==== Supplied records ====
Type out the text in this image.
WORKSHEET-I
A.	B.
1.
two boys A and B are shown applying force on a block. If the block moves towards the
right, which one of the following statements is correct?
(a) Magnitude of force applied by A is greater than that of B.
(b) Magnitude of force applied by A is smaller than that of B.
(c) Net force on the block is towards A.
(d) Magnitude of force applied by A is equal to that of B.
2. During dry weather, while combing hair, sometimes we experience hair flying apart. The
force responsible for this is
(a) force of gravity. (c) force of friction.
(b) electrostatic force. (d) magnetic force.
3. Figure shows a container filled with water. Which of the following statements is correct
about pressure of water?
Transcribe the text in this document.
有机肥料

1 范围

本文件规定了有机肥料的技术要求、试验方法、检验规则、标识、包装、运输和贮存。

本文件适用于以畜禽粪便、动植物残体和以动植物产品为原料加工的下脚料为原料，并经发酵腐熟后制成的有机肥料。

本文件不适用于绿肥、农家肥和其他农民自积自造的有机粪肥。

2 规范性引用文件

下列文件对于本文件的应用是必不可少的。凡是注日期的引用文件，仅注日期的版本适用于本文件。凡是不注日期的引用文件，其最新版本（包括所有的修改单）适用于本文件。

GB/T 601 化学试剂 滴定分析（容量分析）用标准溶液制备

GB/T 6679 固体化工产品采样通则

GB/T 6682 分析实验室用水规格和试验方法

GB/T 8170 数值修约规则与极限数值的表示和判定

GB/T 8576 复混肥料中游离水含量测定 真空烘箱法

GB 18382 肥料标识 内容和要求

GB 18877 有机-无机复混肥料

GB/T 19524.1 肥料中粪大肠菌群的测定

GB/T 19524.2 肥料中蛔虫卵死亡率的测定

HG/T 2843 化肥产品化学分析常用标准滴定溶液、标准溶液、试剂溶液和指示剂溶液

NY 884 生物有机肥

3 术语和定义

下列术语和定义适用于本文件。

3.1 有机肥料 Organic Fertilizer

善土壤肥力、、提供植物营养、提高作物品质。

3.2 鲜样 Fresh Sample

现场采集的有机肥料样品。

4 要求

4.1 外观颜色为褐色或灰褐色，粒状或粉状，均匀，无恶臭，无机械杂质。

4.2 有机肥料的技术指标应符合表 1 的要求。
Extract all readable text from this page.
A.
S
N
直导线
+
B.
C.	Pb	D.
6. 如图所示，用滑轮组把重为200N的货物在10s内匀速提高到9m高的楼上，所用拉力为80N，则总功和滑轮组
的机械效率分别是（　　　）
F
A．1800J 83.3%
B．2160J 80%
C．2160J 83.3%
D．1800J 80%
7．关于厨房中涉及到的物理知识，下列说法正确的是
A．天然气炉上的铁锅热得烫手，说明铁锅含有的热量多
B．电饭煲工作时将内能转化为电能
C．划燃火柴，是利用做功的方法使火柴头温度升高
====
From the data above, copy each line where the string "block" appears.

Answer below:
two boys A and B are shown applying force on a block. If the block moves towards the
(c) Net force on the block is towards A.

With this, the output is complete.